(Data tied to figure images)
....................

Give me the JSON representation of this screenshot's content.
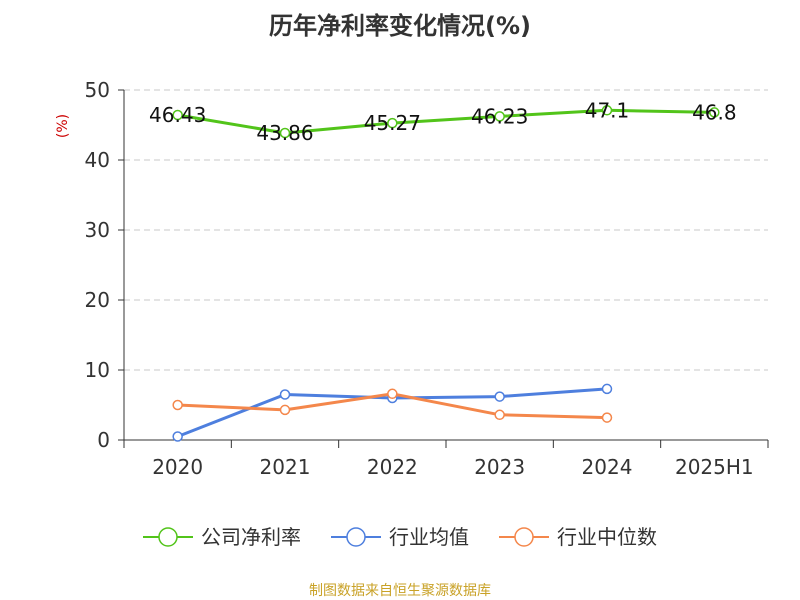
{
  "chart_data": {
    "type": "line",
    "title": "历年净利率变化情况(%)",
    "unit_label": "(%)",
    "categories": [
      "2020",
      "2021",
      "2022",
      "2023",
      "2024",
      "2025H1"
    ],
    "y_ticks": [
      "0",
      "10",
      "20",
      "30",
      "40",
      "50"
    ],
    "ylim": [
      0,
      50
    ],
    "grid": true,
    "legend_position": "bottom",
    "series": [
      {
        "name": "公司净利率",
        "color": "#52c41a",
        "values": [
          46.43,
          43.86,
          45.27,
          46.23,
          47.1,
          46.8
        ],
        "labels": [
          "46.43",
          "43.86",
          "45.27",
          "46.23",
          "47.1",
          "46.8"
        ]
      },
      {
        "name": "行业均值",
        "color": "#4e7fde",
        "values": [
          0.5,
          6.5,
          6.0,
          6.2,
          7.3,
          null
        ]
      },
      {
        "name": "行业中位数",
        "color": "#f4874b",
        "values": [
          5.0,
          4.3,
          6.6,
          3.6,
          3.2,
          null
        ]
      }
    ]
  },
  "source": "制图数据来自恒生聚源数据库"
}
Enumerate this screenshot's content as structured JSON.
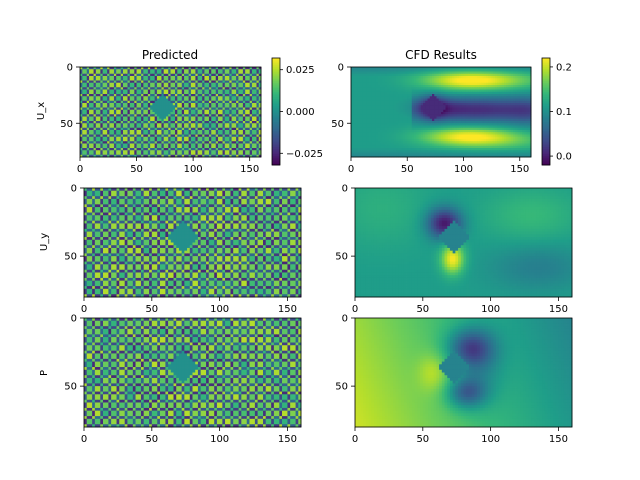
{
  "figure": {
    "titles": {
      "left": "Predicted",
      "right": "CFD Results"
    },
    "row_labels": [
      "U_x",
      "U_y",
      "P"
    ]
  },
  "colormap": "viridis",
  "chart_data": [
    {
      "type": "heatmap",
      "row": "U_x",
      "column": "Predicted",
      "x_ticks": [
        0,
        50,
        100,
        150
      ],
      "y_ticks": [
        0,
        50
      ],
      "xlim": [
        0,
        160
      ],
      "ylim": [
        80,
        0
      ],
      "pattern": "fine checkerboard noise with a flat diamond obstacle near x=73, y=36",
      "colorbar": {
        "ticks": [
          "0.025",
          "0.000",
          "−0.025"
        ],
        "range": [
          -0.032,
          0.032
        ]
      }
    },
    {
      "type": "heatmap",
      "row": "U_x",
      "column": "CFD Results",
      "x_ticks": [
        0,
        50,
        100,
        150
      ],
      "y_ticks": [
        0,
        50
      ],
      "xlim": [
        0,
        160
      ],
      "ylim": [
        80,
        0
      ],
      "pattern": "flow around diamond obstacle with high-velocity bands above and below and low-velocity wake",
      "colorbar": {
        "ticks": [
          "0.2",
          "0.1",
          "0.0"
        ],
        "range": [
          -0.02,
          0.22
        ]
      }
    },
    {
      "type": "heatmap",
      "row": "U_y",
      "column": "Predicted",
      "x_ticks": [
        0,
        50,
        100,
        150
      ],
      "y_ticks": [
        0,
        50
      ],
      "xlim": [
        0,
        160
      ],
      "ylim": [
        80,
        0
      ],
      "pattern": "fine checkerboard noise with a flat diamond obstacle"
    },
    {
      "type": "heatmap",
      "row": "U_y",
      "column": "CFD Results",
      "x_ticks": [
        0,
        50,
        100,
        150
      ],
      "y_ticks": [
        0,
        50
      ],
      "xlim": [
        0,
        160
      ],
      "ylim": [
        80,
        0
      ],
      "pattern": "dark lobe upper-left of obstacle, bright lobe lower-right"
    },
    {
      "type": "heatmap",
      "row": "P",
      "column": "Predicted",
      "x_ticks": [
        0,
        50,
        100,
        150
      ],
      "y_ticks": [
        0,
        50
      ],
      "xlim": [
        0,
        160
      ],
      "ylim": [
        80,
        0
      ],
      "pattern": "fine checkerboard noise with a flat diamond obstacle"
    },
    {
      "type": "heatmap",
      "row": "P",
      "column": "CFD Results",
      "x_ticks": [
        0,
        50,
        100,
        150
      ],
      "y_ticks": [
        0,
        50
      ],
      "xlim": [
        0,
        160
      ],
      "ylim": [
        80,
        0
      ],
      "pattern": "high pressure upstream (left) decreasing downstream, low pressure behind obstacle"
    }
  ]
}
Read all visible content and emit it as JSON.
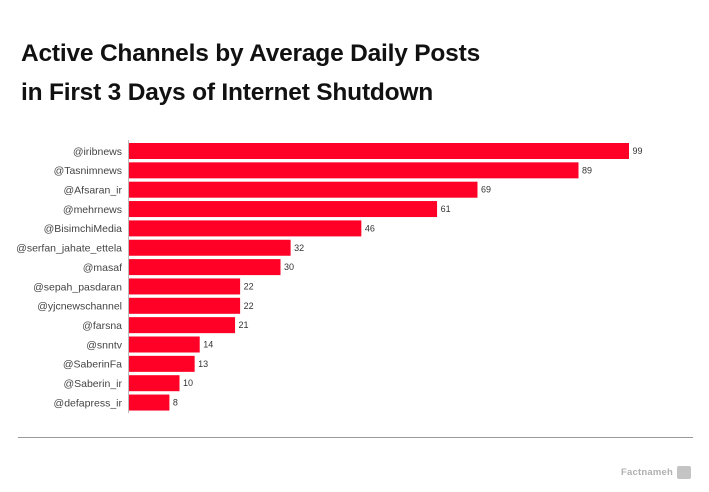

....................

**Requirements:**
Leave the pictures out, and transcribe each of the records exactly.

**Exercise response:**
Give me the JSON representation of this screenshot's content.
{
  "chart_data": {
    "type": "line",
    "title": "历年净利率变化情况(%)",
    "unit_label": "(%)",
    "categories": [
      "2020",
      "2021",
      "2022",
      "2023",
      "2024",
      "2025H1"
    ],
    "y_ticks": [
      "0",
      "10",
      "20",
      "30",
      "40",
      "50"
    ],
    "ylim": [
      0,
      50
    ],
    "grid": true,
    "legend_position": "bottom",
    "series": [
      {
        "name": "公司净利率",
        "color": "#52c41a",
        "values": [
          46.43,
          43.86,
          45.27,
          46.23,
          47.1,
          46.8
        ],
        "labels": [
          "46.43",
          "43.86",
          "45.27",
          "46.23",
          "47.1",
          "46.8"
        ]
      },
      {
        "name": "行业均值",
        "color": "#4e7fde",
        "values": [
          0.5,
          6.5,
          6.0,
          6.2,
          7.3,
          null
        ]
      },
      {
        "name": "行业中位数",
        "color": "#f4874b",
        "values": [
          5.0,
          4.3,
          6.6,
          3.6,
          3.2,
          null
        ]
      }
    ]
  },
  "source": "制图数据来自恒生聚源数据库"
}
Enumerate this screenshot's content as structured JSON.
{
  "figure": {
    "titles": {
      "left": "Predicted",
      "right": "CFD Results"
    },
    "row_labels": [
      "U_x",
      "U_y",
      "P"
    ]
  },
  "colormap": "viridis",
  "chart_data": [
    {
      "type": "heatmap",
      "row": "U_x",
      "column": "Predicted",
      "x_ticks": [
        0,
        50,
        100,
        150
      ],
      "y_ticks": [
        0,
        50
      ],
      "xlim": [
        0,
        160
      ],
      "ylim": [
        80,
        0
      ],
      "pattern": "fine checkerboard noise with a flat diamond obstacle near x=73, y=36",
      "colorbar": {
        "ticks": [
          "0.025",
          "0.000",
          "−0.025"
        ],
        "range": [
          -0.032,
          0.032
        ]
      }
    },
    {
      "type": "heatmap",
      "row": "U_x",
      "column": "CFD Results",
      "x_ticks": [
        0,
        50,
        100,
        150
      ],
      "y_ticks": [
        0,
        50
      ],
      "xlim": [
        0,
        160
      ],
      "ylim": [
        80,
        0
      ],
      "pattern": "flow around diamond obstacle with high-velocity bands above and below and low-velocity wake",
      "colorbar": {
        "ticks": [
          "0.2",
          "0.1",
          "0.0"
        ],
        "range": [
          -0.02,
          0.22
        ]
      }
    },
    {
      "type": "heatmap",
      "row": "U_y",
      "column": "Predicted",
      "x_ticks": [
        0,
        50,
        100,
        150
      ],
      "y_ticks": [
        0,
        50
      ],
      "xlim": [
        0,
        160
      ],
      "ylim": [
        80,
        0
      ],
      "pattern": "fine checkerboard noise with a flat diamond obstacle"
    },
    {
      "type": "heatmap",
      "row": "U_y",
      "column": "CFD Results",
      "x_ticks": [
        0,
        50,
        100,
        150
      ],
      "y_ticks": [
        0,
        50
      ],
      "xlim": [
        0,
        160
      ],
      "ylim": [
        80,
        0
      ],
      "pattern": "dark lobe upper-left of obstacle, bright lobe lower-right"
    },
    {
      "type": "heatmap",
      "row": "P",
      "column": "Predicted",
      "x_ticks": [
        0,
        50,
        100,
        150
      ],
      "y_ticks": [
        0,
        50
      ],
      "xlim": [
        0,
        160
      ],
      "ylim": [
        80,
        0
      ],
      "pattern": "fine checkerboard noise with a flat diamond obstacle"
    },
    {
      "type": "heatmap",
      "row": "P",
      "column": "CFD Results",
      "x_ticks": [
        0,
        50,
        100,
        150
      ],
      "y_ticks": [
        0,
        50
      ],
      "xlim": [
        0,
        160
      ],
      "ylim": [
        80,
        0
      ],
      "pattern": "high pressure upstream (left) decreasing downstream, low pressure behind obstacle"
    }
  ]
}
Read all visible content and emit it as JSON.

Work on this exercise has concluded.